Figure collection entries
## start
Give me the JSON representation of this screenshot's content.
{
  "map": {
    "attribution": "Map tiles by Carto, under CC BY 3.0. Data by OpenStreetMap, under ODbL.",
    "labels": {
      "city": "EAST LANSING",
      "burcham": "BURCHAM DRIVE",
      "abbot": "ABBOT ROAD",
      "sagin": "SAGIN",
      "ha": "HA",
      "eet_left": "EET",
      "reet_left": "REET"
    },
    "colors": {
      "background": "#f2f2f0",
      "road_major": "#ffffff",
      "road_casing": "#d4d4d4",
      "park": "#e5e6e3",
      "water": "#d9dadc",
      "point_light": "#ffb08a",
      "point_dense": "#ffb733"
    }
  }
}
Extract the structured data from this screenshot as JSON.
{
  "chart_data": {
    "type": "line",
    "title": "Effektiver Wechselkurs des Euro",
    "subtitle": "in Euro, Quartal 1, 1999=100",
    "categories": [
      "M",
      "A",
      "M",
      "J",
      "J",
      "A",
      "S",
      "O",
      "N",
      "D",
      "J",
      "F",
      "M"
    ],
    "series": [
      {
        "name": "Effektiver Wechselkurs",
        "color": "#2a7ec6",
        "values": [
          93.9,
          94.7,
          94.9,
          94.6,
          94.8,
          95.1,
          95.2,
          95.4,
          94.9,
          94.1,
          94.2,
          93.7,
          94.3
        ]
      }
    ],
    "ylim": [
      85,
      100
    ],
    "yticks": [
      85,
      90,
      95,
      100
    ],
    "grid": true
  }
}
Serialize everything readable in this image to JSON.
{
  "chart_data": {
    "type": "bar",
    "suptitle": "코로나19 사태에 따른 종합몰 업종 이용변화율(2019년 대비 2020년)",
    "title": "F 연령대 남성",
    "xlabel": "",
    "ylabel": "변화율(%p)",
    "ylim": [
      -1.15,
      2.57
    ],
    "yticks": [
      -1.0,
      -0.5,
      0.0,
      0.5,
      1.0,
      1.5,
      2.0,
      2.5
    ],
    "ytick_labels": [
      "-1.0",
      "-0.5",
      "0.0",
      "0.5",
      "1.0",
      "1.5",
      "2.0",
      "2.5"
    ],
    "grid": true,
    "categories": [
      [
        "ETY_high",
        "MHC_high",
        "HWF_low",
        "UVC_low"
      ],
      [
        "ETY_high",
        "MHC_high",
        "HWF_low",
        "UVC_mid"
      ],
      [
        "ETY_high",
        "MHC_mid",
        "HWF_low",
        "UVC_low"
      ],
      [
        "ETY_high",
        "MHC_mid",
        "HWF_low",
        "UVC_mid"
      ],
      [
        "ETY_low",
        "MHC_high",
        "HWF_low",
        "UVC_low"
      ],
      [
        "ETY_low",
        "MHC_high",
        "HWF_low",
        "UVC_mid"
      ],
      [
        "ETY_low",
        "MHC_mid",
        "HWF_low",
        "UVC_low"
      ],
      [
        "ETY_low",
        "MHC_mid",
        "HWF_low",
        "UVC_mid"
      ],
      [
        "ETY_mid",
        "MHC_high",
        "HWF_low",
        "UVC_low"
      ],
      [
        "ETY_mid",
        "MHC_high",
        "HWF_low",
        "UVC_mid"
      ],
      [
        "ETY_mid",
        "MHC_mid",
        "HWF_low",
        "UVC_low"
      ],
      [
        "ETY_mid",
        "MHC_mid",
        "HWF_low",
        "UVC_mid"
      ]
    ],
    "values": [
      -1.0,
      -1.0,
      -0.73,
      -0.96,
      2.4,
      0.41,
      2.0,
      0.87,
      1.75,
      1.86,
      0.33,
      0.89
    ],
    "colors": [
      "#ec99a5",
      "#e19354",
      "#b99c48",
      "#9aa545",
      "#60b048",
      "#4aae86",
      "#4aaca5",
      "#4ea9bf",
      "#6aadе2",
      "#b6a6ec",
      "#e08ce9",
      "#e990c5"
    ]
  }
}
## end
▶ _Exercise_
Copy out the material word for word and line for line.

▶ _Answer in full_
Give me the JSON representation of this screenshot's content.
{
  "map": {
    "attribution": "Map tiles by Carto, under CC BY 3.0. Data by OpenStreetMap, under ODbL.",
    "labels": {
      "city": "EAST LANSING",
      "burcham": "BURCHAM DRIVE",
      "abbot": "ABBOT ROAD",
      "sagin": "SAGIN",
      "ha": "HA",
      "eet_left": "EET",
      "reet_left": "REET"
    },
    "colors": {
      "background": "#f2f2f0",
      "road_major": "#ffffff",
      "road_casing": "#d4d4d4",
      "park": "#e5e6e3",
      "water": "#d9dadc",
      "point_light": "#ffb08a",
      "point_dense": "#ffb733"
    }
  }
}
Extract the structured data from this screenshot as JSON.
{
  "chart_data": {
    "type": "line",
    "title": "Effektiver Wechselkurs des Euro",
    "subtitle": "in Euro, Quartal 1, 1999=100",
    "categories": [
      "M",
      "A",
      "M",
      "J",
      "J",
      "A",
      "S",
      "O",
      "N",
      "D",
      "J",
      "F",
      "M"
    ],
    "series": [
      {
        "name": "Effektiver Wechselkurs",
        "color": "#2a7ec6",
        "values": [
          93.9,
          94.7,
          94.9,
          94.6,
          94.8,
          95.1,
          95.2,
          95.4,
          94.9,
          94.1,
          94.2,
          93.7,
          94.3
        ]
      }
    ],
    "ylim": [
      85,
      100
    ],
    "yticks": [
      85,
      90,
      95,
      100
    ],
    "grid": true
  }
}
Serialize everything readable in this image to JSON.
{
  "chart_data": {
    "type": "bar",
    "suptitle": "코로나19 사태에 따른 종합몰 업종 이용변화율(2019년 대비 2020년)",
    "title": "F 연령대 남성",
    "xlabel": "",
    "ylabel": "변화율(%p)",
    "ylim": [
      -1.15,
      2.57
    ],
    "yticks": [
      -1.0,
      -0.5,
      0.0,
      0.5,
      1.0,
      1.5,
      2.0,
      2.5
    ],
    "ytick_labels": [
      "-1.0",
      "-0.5",
      "0.0",
      "0.5",
      "1.0",
      "1.5",
      "2.0",
      "2.5"
    ],
    "grid": true,
    "categories": [
      [
        "ETY_high",
        "MHC_high",
        "HWF_low",
        "UVC_low"
      ],
      [
        "ETY_high",
        "MHC_high",
        "HWF_low",
        "UVC_mid"
      ],
      [
        "ETY_high",
        "MHC_mid",
        "HWF_low",
        "UVC_low"
      ],
      [
        "ETY_high",
        "MHC_mid",
        "HWF_low",
        "UVC_mid"
      ],
      [
        "ETY_low",
        "MHC_high",
        "HWF_low",
        "UVC_low"
      ],
      [
        "ETY_low",
        "MHC_high",
        "HWF_low",
        "UVC_mid"
      ],
      [
        "ETY_low",
        "MHC_mid",
        "HWF_low",
        "UVC_low"
      ],
      [
        "ETY_low",
        "MHC_mid",
        "HWF_low",
        "UVC_mid"
      ],
      [
        "ETY_mid",
        "MHC_high",
        "HWF_low",
        "UVC_low"
      ],
      [
        "ETY_mid",
        "MHC_high",
        "HWF_low",
        "UVC_mid"
      ],
      [
        "ETY_mid",
        "MHC_mid",
        "HWF_low",
        "UVC_low"
      ],
      [
        "ETY_mid",
        "MHC_mid",
        "HWF_low",
        "UVC_mid"
      ]
    ],
    "values": [
      -1.0,
      -1.0,
      -0.73,
      -0.96,
      2.4,
      0.41,
      2.0,
      0.87,
      1.75,
      1.86,
      0.33,
      0.89
    ],
    "colors": [
      "#ec99a5",
      "#e19354",
      "#b99c48",
      "#9aa545",
      "#60b048",
      "#4aae86",
      "#4aaca5",
      "#4ea9bf",
      "#6aadе2",
      "#b6a6ec",
      "#e08ce9",
      "#e990c5"
    ]
  }
}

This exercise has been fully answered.